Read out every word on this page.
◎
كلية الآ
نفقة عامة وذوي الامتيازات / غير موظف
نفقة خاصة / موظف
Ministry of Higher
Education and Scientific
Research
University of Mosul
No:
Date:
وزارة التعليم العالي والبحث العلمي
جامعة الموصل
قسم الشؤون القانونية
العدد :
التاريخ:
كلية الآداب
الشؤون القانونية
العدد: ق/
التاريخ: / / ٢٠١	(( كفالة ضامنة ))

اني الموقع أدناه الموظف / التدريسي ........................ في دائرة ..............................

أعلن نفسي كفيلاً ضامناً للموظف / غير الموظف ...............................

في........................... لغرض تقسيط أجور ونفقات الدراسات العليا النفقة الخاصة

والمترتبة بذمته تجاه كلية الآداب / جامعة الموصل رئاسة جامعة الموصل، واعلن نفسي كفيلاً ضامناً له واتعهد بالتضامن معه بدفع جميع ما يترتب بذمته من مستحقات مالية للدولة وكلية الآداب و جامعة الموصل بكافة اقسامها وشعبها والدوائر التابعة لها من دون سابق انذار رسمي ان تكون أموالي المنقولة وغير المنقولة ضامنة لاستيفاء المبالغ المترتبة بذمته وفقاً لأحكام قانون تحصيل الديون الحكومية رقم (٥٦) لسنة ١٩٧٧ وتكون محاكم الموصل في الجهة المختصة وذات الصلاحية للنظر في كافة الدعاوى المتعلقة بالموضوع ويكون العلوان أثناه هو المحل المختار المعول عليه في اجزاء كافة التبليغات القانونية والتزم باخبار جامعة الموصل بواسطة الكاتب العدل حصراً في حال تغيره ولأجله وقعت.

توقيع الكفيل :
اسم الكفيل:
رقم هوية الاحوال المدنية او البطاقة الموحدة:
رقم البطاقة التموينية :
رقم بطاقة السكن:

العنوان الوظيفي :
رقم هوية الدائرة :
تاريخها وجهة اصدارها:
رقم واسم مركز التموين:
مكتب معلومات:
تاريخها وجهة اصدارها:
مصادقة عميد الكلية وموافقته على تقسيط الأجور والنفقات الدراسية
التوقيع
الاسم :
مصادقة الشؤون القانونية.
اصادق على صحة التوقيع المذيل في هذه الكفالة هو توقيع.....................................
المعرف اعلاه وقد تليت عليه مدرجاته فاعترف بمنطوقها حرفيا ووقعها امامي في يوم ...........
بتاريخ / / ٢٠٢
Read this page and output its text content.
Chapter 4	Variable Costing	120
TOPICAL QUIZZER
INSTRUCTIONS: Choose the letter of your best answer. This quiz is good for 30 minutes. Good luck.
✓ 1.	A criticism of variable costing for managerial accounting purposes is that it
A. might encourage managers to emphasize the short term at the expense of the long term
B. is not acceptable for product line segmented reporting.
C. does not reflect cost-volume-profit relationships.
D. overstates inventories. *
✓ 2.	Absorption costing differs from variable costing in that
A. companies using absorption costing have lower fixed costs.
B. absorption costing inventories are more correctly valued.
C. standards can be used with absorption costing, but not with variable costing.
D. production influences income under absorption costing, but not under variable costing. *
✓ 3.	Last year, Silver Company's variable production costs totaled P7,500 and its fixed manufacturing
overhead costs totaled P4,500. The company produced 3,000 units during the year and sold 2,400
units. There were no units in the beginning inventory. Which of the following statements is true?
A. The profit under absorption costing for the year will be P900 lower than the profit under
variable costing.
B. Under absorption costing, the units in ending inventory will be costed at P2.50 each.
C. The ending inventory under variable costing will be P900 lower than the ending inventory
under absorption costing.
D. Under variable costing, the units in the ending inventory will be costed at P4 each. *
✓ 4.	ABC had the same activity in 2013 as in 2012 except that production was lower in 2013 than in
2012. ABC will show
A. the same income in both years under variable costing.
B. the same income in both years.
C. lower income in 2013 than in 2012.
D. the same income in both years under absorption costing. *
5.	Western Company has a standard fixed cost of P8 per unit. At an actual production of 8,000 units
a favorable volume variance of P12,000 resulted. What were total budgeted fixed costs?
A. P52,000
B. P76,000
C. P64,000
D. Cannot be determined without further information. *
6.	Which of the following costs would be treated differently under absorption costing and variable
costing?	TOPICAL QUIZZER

##############################

__Set task__.
Reproduce every line from the entries that holds the word "QUIZZER".

__Output of the exercise__.
TOPICAL QUIZZER
costing?	TOPICAL QUIZZER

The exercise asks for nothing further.